> [Selected extract]:

Dario Franchitti--2009 IndyCar Series Champion
Saving fuel at 201.420 miles an hour? That (and a little bit of pit road strategy from the Ganassi Racing braintrust) won the 2009 IndyCar title and the Firestone Indy 300 season ending race at Homestead-Miami Speedway for Dario Franchitti of Target Ganassi Racing--his second IndyCar title in three years.. Franchitti started the race from the pole...and got into a battle with Penske Racing teammate Scott Dixon and Ryan Briscoe. Those three cars were the class of the 201 mile an hour field--the first in the 14 year history of the IndyCar series to complete an event without a caution period, covering 300 miles in 1 hour and 28 minutes. At the checkers...Franchitti bested Briscoe by 4.788 seconds. Franchitti stopped earlier than Dixon and Briscoe--that made the difference.
Franchitti was emotional when he thought of his friend Greg Moore (who died 10 years ago this month in a racing accident at Auto Club Speedway in Fontana, California), and was also thoughtful when asked about winning the championship. He said that the team's disappointing finish at the Indianapolis 500 was a wakeup call and rallying point, and that those resu.lts galvanized the team to work harder. I guess five wins says a lot about the results.

> [Source data]:
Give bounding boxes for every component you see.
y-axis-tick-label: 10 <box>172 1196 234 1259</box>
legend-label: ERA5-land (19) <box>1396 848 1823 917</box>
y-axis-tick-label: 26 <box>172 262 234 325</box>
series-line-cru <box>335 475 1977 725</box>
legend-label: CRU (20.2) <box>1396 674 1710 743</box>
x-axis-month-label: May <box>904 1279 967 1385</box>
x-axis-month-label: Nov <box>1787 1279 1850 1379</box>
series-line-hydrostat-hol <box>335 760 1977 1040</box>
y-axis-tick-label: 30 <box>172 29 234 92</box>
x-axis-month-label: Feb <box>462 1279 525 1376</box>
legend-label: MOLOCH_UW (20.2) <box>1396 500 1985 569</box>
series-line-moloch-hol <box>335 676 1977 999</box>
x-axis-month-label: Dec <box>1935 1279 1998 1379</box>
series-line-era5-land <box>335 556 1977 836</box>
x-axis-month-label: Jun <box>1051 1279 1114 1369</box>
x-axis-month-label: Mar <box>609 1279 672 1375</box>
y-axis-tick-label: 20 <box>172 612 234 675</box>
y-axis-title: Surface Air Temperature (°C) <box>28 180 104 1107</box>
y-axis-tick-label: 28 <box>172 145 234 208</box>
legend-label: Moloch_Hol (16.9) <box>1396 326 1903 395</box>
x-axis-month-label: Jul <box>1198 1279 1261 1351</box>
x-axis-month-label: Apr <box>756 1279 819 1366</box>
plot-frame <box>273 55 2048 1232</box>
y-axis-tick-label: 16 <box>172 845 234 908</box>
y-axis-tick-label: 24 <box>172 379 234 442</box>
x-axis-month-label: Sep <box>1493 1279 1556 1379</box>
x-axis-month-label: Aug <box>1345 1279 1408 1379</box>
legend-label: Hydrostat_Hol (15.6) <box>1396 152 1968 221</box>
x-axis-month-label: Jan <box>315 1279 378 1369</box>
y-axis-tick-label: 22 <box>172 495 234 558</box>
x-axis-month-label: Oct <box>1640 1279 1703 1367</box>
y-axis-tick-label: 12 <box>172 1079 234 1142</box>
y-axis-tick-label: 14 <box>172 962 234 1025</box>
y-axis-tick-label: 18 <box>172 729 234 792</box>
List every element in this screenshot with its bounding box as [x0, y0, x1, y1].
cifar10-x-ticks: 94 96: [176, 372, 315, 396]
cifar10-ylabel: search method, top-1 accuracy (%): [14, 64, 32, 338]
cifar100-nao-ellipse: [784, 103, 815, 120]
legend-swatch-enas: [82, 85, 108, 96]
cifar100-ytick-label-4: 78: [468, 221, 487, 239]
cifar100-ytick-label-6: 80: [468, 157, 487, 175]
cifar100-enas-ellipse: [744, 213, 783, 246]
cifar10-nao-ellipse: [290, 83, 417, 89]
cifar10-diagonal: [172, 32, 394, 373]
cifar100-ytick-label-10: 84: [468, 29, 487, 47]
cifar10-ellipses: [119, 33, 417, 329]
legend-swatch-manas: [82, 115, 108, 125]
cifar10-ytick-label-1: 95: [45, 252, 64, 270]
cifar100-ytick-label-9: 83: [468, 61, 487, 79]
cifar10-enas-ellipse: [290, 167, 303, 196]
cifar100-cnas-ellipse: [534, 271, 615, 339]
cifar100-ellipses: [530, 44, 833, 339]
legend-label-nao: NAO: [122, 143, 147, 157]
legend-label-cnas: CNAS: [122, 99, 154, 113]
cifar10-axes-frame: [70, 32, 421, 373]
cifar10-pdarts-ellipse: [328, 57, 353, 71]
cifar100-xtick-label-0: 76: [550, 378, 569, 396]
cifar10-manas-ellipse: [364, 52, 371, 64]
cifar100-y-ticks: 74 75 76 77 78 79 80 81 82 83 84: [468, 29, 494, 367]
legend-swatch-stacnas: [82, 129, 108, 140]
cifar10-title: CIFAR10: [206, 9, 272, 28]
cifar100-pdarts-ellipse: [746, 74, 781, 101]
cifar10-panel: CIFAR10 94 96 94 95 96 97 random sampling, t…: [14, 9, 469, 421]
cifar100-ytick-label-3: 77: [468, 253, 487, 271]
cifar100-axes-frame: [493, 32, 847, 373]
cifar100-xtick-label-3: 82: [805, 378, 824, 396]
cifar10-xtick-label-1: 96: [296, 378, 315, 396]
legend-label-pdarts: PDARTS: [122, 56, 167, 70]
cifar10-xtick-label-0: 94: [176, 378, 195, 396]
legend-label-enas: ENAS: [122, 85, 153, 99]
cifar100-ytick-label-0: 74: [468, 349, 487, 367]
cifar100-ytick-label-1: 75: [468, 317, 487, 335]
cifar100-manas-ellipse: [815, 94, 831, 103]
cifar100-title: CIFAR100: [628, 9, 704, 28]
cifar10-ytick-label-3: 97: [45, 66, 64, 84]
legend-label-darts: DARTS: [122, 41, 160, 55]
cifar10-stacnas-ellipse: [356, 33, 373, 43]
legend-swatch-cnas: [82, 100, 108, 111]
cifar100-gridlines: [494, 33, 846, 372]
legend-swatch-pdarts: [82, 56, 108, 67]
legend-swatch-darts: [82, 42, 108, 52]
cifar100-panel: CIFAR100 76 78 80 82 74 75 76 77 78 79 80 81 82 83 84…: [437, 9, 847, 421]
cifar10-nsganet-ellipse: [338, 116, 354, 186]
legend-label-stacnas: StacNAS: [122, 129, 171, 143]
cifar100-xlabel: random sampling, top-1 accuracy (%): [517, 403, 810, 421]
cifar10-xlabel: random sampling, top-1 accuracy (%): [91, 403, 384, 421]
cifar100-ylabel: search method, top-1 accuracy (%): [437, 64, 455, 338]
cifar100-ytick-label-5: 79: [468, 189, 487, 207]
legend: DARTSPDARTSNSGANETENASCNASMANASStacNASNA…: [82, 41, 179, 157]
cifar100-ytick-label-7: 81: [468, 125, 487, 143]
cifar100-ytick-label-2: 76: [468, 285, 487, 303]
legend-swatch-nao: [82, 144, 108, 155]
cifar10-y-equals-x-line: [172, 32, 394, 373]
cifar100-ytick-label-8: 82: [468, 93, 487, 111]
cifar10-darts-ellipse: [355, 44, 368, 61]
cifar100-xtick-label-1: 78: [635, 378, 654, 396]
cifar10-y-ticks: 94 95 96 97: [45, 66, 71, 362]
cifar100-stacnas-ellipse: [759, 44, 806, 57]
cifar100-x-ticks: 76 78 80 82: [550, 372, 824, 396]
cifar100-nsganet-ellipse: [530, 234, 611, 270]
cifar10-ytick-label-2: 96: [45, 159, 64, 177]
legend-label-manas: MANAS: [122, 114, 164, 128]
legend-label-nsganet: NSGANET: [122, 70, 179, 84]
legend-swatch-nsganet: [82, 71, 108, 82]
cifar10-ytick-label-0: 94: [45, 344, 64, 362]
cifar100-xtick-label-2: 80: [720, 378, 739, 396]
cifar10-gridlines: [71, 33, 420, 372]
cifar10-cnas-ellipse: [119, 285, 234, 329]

> [Work instruction 1]: Write out, word for word, the part of the Franchitti article from "Dario Franchitti--2009 IndyCar" down to "made the difference.".
> [Work instruction 2]: According to the Franchitti article, by what margin did Franchitti finish ahead of Briscoe at the checkers?
> [Work instruction 3]: Proceed with the Franchitti article from its final sentence.
The entries are separate material and are not part of the Franchitti article.

> [Task output 1]:
Dario Franchitti--2009 IndyCar Series Champion
Saving fuel at 201.420 miles an hour? That (and a little bit of pit road strategy from the Ganassi Racing braintrust) won the 2009 IndyCar title and the Firestone Indy 300 season ending race at Homestead-Miami Speedway for Dario Franchitti of Target Ganassi Racing--his second IndyCar title in three years.. Franchitti started the race from the pole...and got into a battle with Penske Racing teammate Scott Dixon and Ryan Briscoe. Those three cars were the class of the 201 mile an hour field--the first in the 14 year history of the IndyCar series to complete an event without a caution period, covering 300 miles in 1 hour and 28 minutes. At the checkers...Franchitti bested Briscoe by 4.788 seconds. Franchitti stopped earlier than Dixon and Briscoe--that made the difference.

> [Task output 2]: 4.788 seconds

> [Task output 3]:
In the Grand-Am Rolex Series Championship, Hurley Haywood and Joao Barbosa won the race...but by finishing 4th, Jon Fogarty and Alex Gurney, won the Daytona Prototype title. Of the 100 laps of racing...a full 25 of them...to include the last 8...under caution. Haywood was a last minute substitution for Barbosa's usual co-driver, the now suspended JC France, suspended for an off track incident in Daytona Beach, FL, where police charged hiom with possession of crack cocaine, DUI and street racing. If his last name sounds familiar, it should. JC is the son of Jim France of NASCAR and International Speedway Corporation. There was no official mention of the incident by Grand-Am.
The race was sparsely attended--unseasonably hot (90 degrees vs 80 degrees) weather and humidity held down the crowds. The tweets at MSRnet explain a bit more.
We'll get back to our headquarters to regroup and get ready to return to Homestead-Miami Speedway to cover the Sprint Cup Championship next month.